Request — Extract every line of the material that holds the string "Surface".

━━━━━━━━━━

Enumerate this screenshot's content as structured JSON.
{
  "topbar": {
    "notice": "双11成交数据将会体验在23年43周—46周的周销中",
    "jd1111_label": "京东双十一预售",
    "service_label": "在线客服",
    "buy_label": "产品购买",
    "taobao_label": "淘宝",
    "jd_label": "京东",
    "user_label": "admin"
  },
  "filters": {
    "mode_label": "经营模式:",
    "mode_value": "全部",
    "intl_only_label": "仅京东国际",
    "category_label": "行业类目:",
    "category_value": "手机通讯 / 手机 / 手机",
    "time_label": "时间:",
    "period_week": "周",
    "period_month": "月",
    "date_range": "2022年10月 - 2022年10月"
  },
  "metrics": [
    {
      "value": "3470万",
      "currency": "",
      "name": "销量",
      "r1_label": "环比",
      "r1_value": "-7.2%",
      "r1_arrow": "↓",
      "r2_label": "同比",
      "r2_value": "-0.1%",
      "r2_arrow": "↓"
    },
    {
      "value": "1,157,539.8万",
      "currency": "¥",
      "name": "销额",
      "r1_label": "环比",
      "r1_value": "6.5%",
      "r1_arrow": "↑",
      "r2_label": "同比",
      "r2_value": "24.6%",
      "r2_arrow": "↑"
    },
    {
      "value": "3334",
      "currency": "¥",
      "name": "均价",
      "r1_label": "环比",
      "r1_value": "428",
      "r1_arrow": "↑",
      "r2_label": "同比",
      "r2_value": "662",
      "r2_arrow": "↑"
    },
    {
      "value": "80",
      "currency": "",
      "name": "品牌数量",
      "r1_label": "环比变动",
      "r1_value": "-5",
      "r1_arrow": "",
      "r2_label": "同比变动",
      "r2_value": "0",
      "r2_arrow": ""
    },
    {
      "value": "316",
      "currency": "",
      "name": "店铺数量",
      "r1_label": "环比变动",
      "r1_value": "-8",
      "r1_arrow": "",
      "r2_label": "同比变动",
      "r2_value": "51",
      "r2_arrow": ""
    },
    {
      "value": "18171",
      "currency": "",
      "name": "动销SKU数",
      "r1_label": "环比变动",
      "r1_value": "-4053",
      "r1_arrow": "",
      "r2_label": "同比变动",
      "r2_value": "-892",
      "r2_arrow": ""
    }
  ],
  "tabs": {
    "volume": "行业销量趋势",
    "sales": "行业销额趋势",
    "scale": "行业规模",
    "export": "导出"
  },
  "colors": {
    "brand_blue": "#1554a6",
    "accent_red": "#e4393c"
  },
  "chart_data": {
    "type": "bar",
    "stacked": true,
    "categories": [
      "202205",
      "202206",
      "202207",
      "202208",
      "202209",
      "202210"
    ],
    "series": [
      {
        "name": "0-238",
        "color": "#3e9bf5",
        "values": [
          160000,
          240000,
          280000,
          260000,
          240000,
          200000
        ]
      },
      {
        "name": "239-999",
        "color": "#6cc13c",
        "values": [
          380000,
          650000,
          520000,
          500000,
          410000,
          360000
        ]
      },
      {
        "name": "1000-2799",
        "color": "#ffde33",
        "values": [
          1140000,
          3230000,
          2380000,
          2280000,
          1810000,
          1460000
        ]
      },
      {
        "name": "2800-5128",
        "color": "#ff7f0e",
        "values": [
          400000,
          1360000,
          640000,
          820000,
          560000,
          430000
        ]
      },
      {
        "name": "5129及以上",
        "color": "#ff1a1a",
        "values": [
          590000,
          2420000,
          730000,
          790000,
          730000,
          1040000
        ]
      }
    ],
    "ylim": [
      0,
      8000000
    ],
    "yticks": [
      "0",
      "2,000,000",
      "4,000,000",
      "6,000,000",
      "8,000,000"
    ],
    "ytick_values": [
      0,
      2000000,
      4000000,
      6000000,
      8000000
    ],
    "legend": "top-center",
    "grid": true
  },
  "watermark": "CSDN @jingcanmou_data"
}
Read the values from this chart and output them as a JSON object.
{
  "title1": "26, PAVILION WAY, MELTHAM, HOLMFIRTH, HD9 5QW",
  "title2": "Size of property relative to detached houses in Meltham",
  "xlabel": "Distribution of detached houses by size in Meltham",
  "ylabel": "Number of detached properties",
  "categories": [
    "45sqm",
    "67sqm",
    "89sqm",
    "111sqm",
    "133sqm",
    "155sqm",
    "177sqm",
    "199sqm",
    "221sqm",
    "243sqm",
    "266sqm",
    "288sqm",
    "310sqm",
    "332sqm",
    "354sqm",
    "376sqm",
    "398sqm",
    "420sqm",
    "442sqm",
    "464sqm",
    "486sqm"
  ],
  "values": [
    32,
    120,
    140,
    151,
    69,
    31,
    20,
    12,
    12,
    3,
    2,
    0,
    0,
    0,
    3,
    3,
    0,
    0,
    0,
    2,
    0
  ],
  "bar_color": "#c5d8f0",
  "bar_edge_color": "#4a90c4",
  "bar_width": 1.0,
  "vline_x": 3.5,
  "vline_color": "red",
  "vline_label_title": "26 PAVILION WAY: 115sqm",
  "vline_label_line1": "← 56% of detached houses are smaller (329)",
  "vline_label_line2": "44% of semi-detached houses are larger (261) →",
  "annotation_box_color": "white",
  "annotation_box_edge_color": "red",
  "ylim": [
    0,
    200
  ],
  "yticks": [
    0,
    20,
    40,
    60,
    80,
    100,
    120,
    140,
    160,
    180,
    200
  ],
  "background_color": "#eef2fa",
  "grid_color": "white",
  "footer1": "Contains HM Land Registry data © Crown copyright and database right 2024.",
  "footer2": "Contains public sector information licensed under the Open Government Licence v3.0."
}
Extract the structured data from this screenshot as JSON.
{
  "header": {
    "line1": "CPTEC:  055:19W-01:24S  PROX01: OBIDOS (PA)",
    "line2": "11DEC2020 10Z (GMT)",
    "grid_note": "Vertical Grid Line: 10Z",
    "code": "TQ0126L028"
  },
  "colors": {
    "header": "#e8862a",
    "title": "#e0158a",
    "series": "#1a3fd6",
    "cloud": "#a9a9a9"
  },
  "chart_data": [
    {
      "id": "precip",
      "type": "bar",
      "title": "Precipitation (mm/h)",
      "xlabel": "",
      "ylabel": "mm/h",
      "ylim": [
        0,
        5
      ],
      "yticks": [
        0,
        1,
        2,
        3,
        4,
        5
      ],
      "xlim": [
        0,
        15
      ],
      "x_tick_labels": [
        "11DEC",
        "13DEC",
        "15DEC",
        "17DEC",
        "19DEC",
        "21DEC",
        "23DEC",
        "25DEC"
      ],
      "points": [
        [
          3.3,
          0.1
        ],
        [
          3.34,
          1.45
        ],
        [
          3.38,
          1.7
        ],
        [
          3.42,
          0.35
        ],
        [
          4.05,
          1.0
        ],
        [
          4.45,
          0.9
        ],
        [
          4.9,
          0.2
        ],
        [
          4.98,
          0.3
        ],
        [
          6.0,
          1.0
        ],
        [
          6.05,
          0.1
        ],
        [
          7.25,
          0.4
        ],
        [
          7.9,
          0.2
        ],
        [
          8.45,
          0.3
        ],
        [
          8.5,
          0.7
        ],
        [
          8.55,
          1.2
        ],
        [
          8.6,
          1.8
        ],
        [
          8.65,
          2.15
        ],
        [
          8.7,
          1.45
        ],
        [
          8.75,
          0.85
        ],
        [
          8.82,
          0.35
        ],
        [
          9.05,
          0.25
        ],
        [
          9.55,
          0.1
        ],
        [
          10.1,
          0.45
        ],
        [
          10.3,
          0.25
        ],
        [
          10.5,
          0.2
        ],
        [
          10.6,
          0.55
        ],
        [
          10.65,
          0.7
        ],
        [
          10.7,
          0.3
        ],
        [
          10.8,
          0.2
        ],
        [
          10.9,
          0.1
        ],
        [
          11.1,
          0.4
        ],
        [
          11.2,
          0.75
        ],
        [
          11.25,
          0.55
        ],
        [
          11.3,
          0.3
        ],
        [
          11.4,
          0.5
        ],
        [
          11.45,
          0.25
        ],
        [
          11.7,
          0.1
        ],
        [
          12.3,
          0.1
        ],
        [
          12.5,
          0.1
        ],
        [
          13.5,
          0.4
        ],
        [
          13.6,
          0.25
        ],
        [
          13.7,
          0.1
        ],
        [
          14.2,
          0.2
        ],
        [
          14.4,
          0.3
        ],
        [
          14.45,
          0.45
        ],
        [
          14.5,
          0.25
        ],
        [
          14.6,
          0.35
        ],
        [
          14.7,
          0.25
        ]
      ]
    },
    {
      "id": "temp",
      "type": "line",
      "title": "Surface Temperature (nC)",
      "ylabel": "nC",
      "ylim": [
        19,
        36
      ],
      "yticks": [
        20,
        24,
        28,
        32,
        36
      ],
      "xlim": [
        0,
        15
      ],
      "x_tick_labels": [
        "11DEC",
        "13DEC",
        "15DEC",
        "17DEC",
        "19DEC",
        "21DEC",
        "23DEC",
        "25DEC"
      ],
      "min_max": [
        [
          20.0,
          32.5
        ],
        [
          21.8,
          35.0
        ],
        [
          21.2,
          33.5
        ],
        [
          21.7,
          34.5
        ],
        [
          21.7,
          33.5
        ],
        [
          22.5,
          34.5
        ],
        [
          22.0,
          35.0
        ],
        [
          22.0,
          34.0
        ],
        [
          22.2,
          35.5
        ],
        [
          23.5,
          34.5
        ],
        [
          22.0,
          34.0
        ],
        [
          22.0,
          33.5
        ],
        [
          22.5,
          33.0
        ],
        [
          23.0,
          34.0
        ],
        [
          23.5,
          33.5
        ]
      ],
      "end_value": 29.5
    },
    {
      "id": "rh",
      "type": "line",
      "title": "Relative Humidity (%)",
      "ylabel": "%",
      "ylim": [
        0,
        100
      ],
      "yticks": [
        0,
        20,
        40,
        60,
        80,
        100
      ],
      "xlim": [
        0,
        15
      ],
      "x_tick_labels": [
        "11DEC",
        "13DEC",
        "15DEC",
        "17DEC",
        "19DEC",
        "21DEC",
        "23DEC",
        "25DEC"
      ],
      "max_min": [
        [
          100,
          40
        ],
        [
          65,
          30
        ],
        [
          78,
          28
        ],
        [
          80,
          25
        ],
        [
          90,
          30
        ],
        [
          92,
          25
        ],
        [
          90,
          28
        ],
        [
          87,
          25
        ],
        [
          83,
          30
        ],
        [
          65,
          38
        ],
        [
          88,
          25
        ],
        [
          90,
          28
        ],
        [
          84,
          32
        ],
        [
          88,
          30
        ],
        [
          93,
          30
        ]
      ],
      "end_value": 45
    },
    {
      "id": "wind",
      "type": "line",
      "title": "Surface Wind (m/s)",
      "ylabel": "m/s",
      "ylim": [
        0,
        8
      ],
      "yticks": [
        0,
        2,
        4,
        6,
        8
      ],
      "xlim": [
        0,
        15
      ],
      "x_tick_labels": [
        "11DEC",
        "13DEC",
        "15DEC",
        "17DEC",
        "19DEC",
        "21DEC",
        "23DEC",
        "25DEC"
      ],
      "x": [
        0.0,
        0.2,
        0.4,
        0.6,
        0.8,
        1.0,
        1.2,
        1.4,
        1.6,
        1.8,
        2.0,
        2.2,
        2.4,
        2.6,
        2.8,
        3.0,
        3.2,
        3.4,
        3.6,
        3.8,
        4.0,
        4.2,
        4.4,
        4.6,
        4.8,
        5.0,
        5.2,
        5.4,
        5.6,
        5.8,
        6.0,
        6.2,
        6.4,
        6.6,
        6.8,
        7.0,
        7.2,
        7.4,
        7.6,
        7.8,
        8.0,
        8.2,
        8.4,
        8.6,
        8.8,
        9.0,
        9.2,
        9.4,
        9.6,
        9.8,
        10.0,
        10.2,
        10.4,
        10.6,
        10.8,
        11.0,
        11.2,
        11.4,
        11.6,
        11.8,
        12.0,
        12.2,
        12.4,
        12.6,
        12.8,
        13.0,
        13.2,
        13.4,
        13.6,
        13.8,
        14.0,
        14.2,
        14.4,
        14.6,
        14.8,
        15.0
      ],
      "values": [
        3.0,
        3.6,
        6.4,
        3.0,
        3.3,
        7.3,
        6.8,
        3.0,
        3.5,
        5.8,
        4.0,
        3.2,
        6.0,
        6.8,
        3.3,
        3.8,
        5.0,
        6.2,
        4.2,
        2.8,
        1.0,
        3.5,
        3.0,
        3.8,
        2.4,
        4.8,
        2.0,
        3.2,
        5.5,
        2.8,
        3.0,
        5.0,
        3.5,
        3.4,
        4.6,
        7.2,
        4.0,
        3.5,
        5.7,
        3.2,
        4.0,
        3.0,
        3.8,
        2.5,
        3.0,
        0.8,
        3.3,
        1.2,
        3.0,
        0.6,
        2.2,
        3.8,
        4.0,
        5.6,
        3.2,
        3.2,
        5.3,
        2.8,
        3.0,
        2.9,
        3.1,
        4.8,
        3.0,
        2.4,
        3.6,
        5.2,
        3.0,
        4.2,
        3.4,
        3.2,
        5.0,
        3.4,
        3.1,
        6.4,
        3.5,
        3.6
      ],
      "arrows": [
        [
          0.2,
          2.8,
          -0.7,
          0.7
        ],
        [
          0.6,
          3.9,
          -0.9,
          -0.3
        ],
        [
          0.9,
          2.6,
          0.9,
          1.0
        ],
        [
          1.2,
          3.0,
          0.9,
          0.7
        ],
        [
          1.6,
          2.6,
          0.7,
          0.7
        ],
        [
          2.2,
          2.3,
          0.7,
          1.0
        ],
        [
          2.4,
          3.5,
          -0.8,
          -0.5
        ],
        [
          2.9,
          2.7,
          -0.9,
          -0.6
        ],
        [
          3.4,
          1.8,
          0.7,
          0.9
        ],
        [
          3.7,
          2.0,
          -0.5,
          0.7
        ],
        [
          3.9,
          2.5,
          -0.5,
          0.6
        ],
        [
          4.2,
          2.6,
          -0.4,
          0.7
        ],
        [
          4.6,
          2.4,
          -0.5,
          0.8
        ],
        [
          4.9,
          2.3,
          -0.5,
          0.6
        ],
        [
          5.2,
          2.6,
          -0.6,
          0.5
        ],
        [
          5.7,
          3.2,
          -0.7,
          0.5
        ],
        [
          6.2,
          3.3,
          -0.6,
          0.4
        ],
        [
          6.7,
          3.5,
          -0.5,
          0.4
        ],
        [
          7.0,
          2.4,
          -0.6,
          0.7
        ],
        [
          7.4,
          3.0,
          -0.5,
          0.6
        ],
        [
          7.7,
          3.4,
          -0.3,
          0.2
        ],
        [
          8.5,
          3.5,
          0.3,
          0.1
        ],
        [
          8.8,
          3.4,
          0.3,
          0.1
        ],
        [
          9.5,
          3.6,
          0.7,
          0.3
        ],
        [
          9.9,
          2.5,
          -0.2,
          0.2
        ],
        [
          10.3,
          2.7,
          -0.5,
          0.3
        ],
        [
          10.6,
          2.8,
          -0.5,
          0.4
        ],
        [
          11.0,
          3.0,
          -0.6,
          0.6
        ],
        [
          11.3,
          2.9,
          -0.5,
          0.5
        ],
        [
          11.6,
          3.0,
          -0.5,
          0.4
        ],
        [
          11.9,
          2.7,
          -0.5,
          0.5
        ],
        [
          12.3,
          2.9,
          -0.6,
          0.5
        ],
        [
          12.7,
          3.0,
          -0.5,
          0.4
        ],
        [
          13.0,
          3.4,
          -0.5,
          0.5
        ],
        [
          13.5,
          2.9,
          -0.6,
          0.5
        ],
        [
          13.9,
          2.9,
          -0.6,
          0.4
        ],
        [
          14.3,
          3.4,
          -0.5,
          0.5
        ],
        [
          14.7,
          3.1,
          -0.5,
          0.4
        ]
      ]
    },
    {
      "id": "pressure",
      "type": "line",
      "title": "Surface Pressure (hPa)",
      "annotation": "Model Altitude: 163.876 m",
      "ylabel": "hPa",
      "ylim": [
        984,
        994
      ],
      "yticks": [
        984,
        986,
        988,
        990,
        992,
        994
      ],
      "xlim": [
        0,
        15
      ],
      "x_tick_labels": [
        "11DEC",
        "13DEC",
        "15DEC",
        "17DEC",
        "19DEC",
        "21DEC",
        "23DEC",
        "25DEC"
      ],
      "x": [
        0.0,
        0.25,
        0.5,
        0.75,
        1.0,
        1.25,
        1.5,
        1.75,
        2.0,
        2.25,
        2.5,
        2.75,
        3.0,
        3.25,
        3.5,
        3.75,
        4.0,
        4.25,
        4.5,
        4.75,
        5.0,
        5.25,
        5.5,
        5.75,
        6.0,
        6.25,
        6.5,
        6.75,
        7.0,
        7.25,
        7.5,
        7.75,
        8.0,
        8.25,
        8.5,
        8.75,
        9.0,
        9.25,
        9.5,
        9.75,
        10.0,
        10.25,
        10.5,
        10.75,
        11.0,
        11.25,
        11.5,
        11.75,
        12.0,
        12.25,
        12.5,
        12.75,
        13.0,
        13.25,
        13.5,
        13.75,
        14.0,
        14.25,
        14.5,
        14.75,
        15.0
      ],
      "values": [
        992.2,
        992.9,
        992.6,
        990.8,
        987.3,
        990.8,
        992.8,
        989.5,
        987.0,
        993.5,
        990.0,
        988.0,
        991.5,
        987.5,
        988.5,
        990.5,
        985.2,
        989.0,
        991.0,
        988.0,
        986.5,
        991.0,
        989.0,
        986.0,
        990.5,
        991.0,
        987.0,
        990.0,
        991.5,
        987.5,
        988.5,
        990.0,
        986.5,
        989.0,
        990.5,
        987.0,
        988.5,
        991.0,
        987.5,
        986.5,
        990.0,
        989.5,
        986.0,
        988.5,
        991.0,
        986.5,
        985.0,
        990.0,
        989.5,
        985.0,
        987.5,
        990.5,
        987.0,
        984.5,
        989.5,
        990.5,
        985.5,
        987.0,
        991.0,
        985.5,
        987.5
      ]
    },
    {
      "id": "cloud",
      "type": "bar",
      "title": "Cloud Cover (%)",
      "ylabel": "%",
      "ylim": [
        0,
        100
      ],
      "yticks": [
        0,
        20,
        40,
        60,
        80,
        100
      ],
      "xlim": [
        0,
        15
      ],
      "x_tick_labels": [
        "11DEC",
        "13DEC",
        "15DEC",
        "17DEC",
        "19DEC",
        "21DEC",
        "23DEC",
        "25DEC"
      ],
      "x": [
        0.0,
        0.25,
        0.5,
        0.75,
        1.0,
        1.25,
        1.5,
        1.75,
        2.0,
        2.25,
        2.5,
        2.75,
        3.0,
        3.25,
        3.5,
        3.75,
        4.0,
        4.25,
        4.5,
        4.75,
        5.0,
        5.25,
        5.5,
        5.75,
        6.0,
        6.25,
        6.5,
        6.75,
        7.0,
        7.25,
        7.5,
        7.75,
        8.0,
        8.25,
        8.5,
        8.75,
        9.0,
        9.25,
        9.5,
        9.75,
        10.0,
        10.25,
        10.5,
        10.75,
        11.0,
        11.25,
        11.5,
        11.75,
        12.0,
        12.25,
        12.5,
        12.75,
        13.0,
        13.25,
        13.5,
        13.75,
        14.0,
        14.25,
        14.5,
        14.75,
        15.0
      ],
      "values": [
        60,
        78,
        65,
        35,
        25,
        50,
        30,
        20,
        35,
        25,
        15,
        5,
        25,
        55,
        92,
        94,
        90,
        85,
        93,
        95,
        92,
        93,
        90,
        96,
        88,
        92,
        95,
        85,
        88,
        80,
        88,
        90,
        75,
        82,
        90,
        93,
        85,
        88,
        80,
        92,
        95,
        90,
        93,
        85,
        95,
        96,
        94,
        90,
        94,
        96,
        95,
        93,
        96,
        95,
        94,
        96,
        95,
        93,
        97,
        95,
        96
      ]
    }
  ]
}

━━━━━━━━━━

Answer to the exercise —
      "title": "Surface Temperature (nC)",
      "title": "Surface Wind (m/s)",
      "title": "Surface Pressure (hPa)",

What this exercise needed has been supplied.